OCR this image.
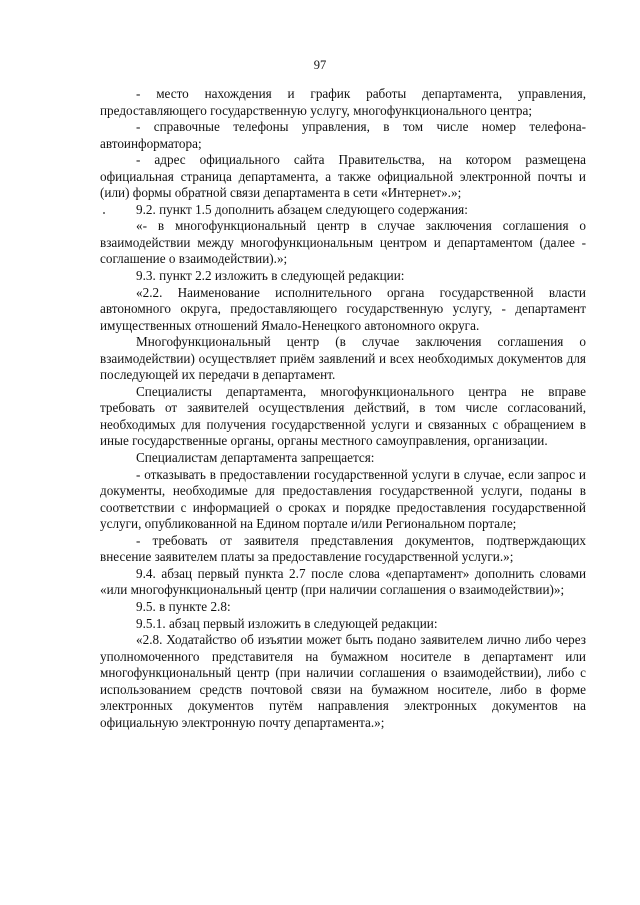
97

- место нахождения и график работы департамента, управления, предоставляющего государственную услугу, многофункционального центра;

- справочные телефоны управления, в том числе номер телефона-автоинформатора;

- адрес официального сайта Правительства, на котором размещена официальная страница департамента, а также официальной электронной почты и (или) формы обратной связи департамента в сети «Интернет».»;

9.2. пункт 1.5 дополнить абзацем следующего содержания:

«- в многофункциональный центр в случае заключения соглашения о взаимодействии между многофункциональным центром и департаментом (далее - соглашение о взаимодействии).»;

9.3. пункт 2.2 изложить в следующей редакции:

«2.2. Наименование исполнительного органа государственной власти автономного округа, предоставляющего государственную услугу, - департамент имущественных отношений Ямало-Ненецкого автономного округа.

Многофункциональный центр (в случае заключения соглашения о взаимодействии) осуществляет приём заявлений и всех необходимых документов для последующей их передачи в департамент.

Специалисты департамента, многофункционального центра не вправе требовать от заявителей осуществления действий, в том числе согласований, необходимых для получения государственной услуги и связанных с обращением в иные государственные органы, органы местного самоуправления, организации.

Специалистам департамента запрещается:

- отказывать в предоставлении государственной услуги в случае, если запрос и документы, необходимые для предоставления государственной услуги, поданы в соответствии с информацией о сроках и порядке предоставления государственной услуги, опубликованной на Едином портале и/или Региональном портале;

- требовать от заявителя представления документов, подтверждающих внесение заявителем платы за предоставление государственной услуги.»;

9.4. абзац первый пункта 2.7 после слова «департамент» дополнить словами «или многофункциональный центр (при наличии соглашения о взаимодействии)»;

9.5. в пункте 2.8:

9.5.1. абзац первый изложить в следующей редакции:

«2.8. Ходатайство об изъятии может быть подано заявителем лично либо через уполномоченного представителя на бумажном носителе в департамент или многофункциональный центр (при наличии соглашения о взаимодействии), либо с использованием средств почтовой связи на бумажном носителе, либо в форме электронных документов путём направления электронных документов на официальную электронную почту департамента.»;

_Requirements_
Looking at the records above, work out how many lines include the word "государственную", then give that number by itself.

_Solution for this task_
2